Provided records:
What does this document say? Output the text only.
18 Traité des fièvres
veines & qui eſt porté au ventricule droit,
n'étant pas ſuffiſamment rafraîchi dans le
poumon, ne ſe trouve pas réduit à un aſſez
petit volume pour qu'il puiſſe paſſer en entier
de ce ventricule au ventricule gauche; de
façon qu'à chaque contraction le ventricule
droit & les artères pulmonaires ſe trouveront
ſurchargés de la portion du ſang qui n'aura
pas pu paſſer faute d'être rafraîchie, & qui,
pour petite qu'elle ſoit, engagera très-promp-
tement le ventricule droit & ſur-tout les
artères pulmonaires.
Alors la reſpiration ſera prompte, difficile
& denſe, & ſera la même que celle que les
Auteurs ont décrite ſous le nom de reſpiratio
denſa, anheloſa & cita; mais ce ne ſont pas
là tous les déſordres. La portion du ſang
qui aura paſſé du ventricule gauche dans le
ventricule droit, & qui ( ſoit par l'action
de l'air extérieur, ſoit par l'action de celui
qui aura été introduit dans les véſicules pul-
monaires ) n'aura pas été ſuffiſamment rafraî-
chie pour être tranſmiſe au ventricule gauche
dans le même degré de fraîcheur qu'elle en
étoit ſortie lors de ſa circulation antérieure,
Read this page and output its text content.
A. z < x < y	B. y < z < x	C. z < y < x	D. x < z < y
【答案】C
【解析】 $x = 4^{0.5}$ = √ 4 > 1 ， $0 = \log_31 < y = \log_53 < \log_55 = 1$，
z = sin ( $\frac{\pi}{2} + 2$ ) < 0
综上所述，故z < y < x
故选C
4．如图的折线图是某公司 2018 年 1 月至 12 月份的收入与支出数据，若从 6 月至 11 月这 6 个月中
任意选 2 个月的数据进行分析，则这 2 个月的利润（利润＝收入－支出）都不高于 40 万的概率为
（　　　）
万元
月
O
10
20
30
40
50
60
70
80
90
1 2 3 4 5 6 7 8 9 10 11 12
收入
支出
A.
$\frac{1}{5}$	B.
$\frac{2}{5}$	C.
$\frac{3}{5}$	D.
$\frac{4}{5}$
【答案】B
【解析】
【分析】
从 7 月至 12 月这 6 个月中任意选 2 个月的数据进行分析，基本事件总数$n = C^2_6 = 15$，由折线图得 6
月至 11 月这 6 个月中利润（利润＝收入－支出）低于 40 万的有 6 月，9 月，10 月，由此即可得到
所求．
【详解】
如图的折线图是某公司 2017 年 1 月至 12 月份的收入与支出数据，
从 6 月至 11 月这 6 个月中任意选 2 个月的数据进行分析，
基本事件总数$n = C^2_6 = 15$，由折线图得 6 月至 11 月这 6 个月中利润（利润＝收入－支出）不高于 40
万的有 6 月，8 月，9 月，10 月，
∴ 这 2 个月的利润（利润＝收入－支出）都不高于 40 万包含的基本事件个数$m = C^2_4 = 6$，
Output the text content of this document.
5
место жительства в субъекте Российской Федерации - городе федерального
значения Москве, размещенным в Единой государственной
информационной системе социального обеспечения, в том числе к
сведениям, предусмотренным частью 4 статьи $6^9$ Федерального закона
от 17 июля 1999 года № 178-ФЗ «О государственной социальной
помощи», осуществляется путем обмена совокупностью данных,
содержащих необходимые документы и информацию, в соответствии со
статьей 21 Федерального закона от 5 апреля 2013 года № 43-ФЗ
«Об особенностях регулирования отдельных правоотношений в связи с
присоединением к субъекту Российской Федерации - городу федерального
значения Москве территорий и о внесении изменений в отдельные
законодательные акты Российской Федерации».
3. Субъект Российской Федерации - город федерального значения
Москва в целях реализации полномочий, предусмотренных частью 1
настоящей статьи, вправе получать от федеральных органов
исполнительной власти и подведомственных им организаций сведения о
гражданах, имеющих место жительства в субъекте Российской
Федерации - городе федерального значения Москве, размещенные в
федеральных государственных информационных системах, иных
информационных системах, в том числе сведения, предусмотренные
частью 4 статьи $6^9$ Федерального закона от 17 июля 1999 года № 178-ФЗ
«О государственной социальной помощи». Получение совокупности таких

Task prompt:
Quote each line above in full, word for word.

Solution to the problem:
What does this document say? Output the text only.
18 Traité des fièvres
veines & qui eſt porté au ventricule droit,
n'étant pas ſuffiſamment rafraîchi dans le
poumon, ne ſe trouve pas réduit à un aſſez
petit volume pour qu'il puiſſe paſſer en entier
de ce ventricule au ventricule gauche; de
façon qu'à chaque contraction le ventricule
droit & les artères pulmonaires ſe trouveront
ſurchargés de la portion du ſang qui n'aura
pas pu paſſer faute d'être rafraîchie, & qui,
pour petite qu'elle ſoit, engagera très-promp-
tement le ventricule droit & ſur-tout les
artères pulmonaires.
Alors la reſpiration ſera prompte, difficile
& denſe, & ſera la même que celle que les
Auteurs ont décrite ſous le nom de reſpiratio
denſa, anheloſa & cita; mais ce ne ſont pas
là tous les déſordres. La portion du ſang
qui aura paſſé du ventricule gauche dans le
ventricule droit, & qui ( ſoit par l'action
de l'air extérieur, ſoit par l'action de celui
qui aura été introduit dans les véſicules pul-
monaires ) n'aura pas été ſuffiſamment rafraî-
chie pour être tranſmiſe au ventricule gauche
dans le même degré de fraîcheur qu'elle en
étoit ſortie lors de ſa circulation antérieure,
Read this page and output its text content.
A. z < x < y	B. y < z < x	C. z < y < x	D. x < z < y
【答案】C
【解析】 $x = 4^{0.5}$ = √ 4 > 1 ， $0 = \log_31 < y = \log_53 < \log_55 = 1$，
z = sin ( $\frac{\pi}{2} + 2$ ) < 0
综上所述，故z < y < x
故选C
4．如图的折线图是某公司 2018 年 1 月至 12 月份的收入与支出数据，若从 6 月至 11 月这 6 个月中
任意选 2 个月的数据进行分析，则这 2 个月的利润（利润＝收入－支出）都不高于 40 万的概率为
（　　　）
万元
月
O
10
20
30
40
50
60
70
80
90
1 2 3 4 5 6 7 8 9 10 11 12
收入
支出
A.
$\frac{1}{5}$	B.
$\frac{2}{5}$	C.
$\frac{3}{5}$	D.
$\frac{4}{5}$
【答案】B
【解析】
【分析】
从 7 月至 12 月这 6 个月中任意选 2 个月的数据进行分析，基本事件总数$n = C^2_6 = 15$，由折线图得 6
月至 11 月这 6 个月中利润（利润＝收入－支出）低于 40 万的有 6 月，9 月，10 月，由此即可得到
所求．
【详解】
如图的折线图是某公司 2017 年 1 月至 12 月份的收入与支出数据，
从 6 月至 11 月这 6 个月中任意选 2 个月的数据进行分析，
基本事件总数$n = C^2_6 = 15$，由折线图得 6 月至 11 月这 6 个月中利润（利润＝收入－支出）不高于 40
万的有 6 月，8 月，9 月，10 月，
∴ 这 2 个月的利润（利润＝收入－支出）都不高于 40 万包含的基本事件个数$m = C^2_4 = 6$，
Output the text content of this document.
5
место жительства в субъекте Российской Федерации - городе федерального
значения Москве, размещенным в Единой государственной
информационной системе социального обеспечения, в том числе к
сведениям, предусмотренным частью 4 статьи $6^9$ Федерального закона
от 17 июля 1999 года № 178-ФЗ «О государственной социальной
помощи», осуществляется путем обмена совокупностью данных,
содержащих необходимые документы и информацию, в соответствии со
статьей 21 Федерального закона от 5 апреля 2013 года № 43-ФЗ
«Об особенностях регулирования отдельных правоотношений в связи с
присоединением к субъекту Российской Федерации - городу федерального
значения Москве территорий и о внесении изменений в отдельные
законодательные акты Российской Федерации».
3. Субъект Российской Федерации - город федерального значения
Москва в целях реализации полномочий, предусмотренных частью 1
настоящей статьи, вправе получать от федеральных органов
исполнительной власти и подведомственных им организаций сведения о
гражданах, имеющих место жительства в субъекте Российской
Федерации - городе федерального значения Москве, размещенные в
федеральных государственных информационных системах, иных
информационных системах, в том числе сведения, предусмотренные
частью 4 статьи $6^9$ Федерального закона от 17 июля 1999 года № 178-ФЗ
«О государственной социальной помощи». Получение совокупности таких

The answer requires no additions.